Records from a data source
## start

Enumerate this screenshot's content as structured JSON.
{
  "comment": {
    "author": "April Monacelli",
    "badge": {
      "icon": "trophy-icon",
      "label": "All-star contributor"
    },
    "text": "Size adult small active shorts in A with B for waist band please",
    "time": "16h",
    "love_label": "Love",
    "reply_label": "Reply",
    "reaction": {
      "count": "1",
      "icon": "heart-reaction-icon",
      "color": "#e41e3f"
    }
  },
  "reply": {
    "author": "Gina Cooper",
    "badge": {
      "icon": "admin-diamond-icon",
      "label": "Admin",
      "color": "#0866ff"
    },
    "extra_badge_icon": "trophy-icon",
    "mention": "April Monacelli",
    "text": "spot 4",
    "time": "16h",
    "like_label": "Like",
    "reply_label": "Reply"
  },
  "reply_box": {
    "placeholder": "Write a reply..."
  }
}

## end

=== What is asked ===
Print all of the entries again, exactly as written.

=== Full solution ===
Enumerate this screenshot's content as structured JSON.
{
  "comment": {
    "author": "April Monacelli",
    "badge": {
      "icon": "trophy-icon",
      "label": "All-star contributor"
    },
    "text": "Size adult small active shorts in A with B for waist band please",
    "time": "16h",
    "love_label": "Love",
    "reply_label": "Reply",
    "reaction": {
      "count": "1",
      "icon": "heart-reaction-icon",
      "color": "#e41e3f"
    }
  },
  "reply": {
    "author": "Gina Cooper",
    "badge": {
      "icon": "admin-diamond-icon",
      "label": "Admin",
      "color": "#0866ff"
    },
    "extra_badge_icon": "trophy-icon",
    "mention": "April Monacelli",
    "text": "spot 4",
    "time": "16h",
    "like_label": "Like",
    "reply_label": "Reply"
  },
  "reply_box": {
    "placeholder": "Write a reply..."
  }
}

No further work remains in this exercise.